| Problem details |
Extract the listing below in full, unchanged.

[Saved entries]

- - - - - - -

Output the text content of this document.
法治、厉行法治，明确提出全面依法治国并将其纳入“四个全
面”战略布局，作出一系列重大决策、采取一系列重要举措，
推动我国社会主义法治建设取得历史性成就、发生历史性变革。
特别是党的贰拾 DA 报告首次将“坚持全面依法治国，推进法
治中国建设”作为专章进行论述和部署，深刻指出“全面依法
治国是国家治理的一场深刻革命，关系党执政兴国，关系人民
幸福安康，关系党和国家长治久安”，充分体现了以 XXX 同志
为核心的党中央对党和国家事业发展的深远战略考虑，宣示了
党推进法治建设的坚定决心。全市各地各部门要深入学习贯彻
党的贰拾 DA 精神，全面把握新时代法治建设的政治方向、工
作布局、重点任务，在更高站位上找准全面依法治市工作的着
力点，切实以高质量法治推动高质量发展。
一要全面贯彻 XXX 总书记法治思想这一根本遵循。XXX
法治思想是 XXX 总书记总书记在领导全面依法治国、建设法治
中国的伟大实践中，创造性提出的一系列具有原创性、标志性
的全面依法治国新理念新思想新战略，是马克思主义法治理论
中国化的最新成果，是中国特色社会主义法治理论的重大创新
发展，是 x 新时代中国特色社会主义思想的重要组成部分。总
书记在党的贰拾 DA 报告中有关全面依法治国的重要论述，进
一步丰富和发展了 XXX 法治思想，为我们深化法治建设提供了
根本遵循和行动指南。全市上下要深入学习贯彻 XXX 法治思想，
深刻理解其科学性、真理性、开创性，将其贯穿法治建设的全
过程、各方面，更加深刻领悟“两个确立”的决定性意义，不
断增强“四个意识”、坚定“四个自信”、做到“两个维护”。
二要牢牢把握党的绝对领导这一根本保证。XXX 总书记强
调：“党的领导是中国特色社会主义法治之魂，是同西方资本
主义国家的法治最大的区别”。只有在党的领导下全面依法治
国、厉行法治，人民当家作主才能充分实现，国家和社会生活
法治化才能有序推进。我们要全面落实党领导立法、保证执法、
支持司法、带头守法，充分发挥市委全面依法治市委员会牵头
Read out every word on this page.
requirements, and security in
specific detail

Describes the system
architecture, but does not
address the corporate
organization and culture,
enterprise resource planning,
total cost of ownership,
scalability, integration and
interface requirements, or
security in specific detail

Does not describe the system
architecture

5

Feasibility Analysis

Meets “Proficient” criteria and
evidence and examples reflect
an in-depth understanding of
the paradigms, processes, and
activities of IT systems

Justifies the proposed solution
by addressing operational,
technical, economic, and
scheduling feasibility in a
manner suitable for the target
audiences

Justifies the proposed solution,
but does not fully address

- - - - - - -

| The result |
Output the text content of this document.
法治、厉行法治，明确提出全面依法治国并将其纳入“四个全
面”战略布局，作出一系列重大决策、采取一系列重要举措，
推动我国社会主义法治建设取得历史性成就、发生历史性变革。
特别是党的贰拾 DA 报告首次将“坚持全面依法治国，推进法
治中国建设”作为专章进行论述和部署，深刻指出“全面依法
治国是国家治理的一场深刻革命，关系党执政兴国，关系人民
幸福安康，关系党和国家长治久安”，充分体现了以 XXX 同志
为核心的党中央对党和国家事业发展的深远战略考虑，宣示了
党推进法治建设的坚定决心。全市各地各部门要深入学习贯彻
党的贰拾 DA 精神，全面把握新时代法治建设的政治方向、工
作布局、重点任务，在更高站位上找准全面依法治市工作的着
力点，切实以高质量法治推动高质量发展。
一要全面贯彻 XXX 总书记法治思想这一根本遵循。XXX
法治思想是 XXX 总书记总书记在领导全面依法治国、建设法治
中国的伟大实践中，创造性提出的一系列具有原创性、标志性
的全面依法治国新理念新思想新战略，是马克思主义法治理论
中国化的最新成果，是中国特色社会主义法治理论的重大创新
发展，是 x 新时代中国特色社会主义思想的重要组成部分。总
书记在党的贰拾 DA 报告中有关全面依法治国的重要论述，进
一步丰富和发展了 XXX 法治思想，为我们深化法治建设提供了
根本遵循和行动指南。全市上下要深入学习贯彻 XXX 法治思想，
深刻理解其科学性、真理性、开创性，将其贯穿法治建设的全
过程、各方面，更加深刻领悟“两个确立”的决定性意义，不
断增强“四个意识”、坚定“四个自信”、做到“两个维护”。
二要牢牢把握党的绝对领导这一根本保证。XXX 总书记强
调：“党的领导是中国特色社会主义法治之魂，是同西方资本
主义国家的法治最大的区别”。只有在党的领导下全面依法治
国、厉行法治，人民当家作主才能充分实现，国家和社会生活
法治化才能有序推进。我们要全面落实党领导立法、保证执法、
支持司法、带头守法，充分发挥市委全面依法治市委员会牵头
Read out every word on this page.
requirements, and security in
specific detail

Describes the system
architecture, but does not
address the corporate
organization and culture,
enterprise resource planning,
total cost of ownership,
scalability, integration and
interface requirements, or
security in specific detail

Does not describe the system
architecture

5

Feasibility Analysis

Meets “Proficient” criteria and
evidence and examples reflect
an in-depth understanding of
the paradigms, processes, and
activities of IT systems

Justifies the proposed solution
by addressing operational,
technical, economic, and
scheduling feasibility in a
manner suitable for the target
audiences

Justifies the proposed solution,
but does not fully address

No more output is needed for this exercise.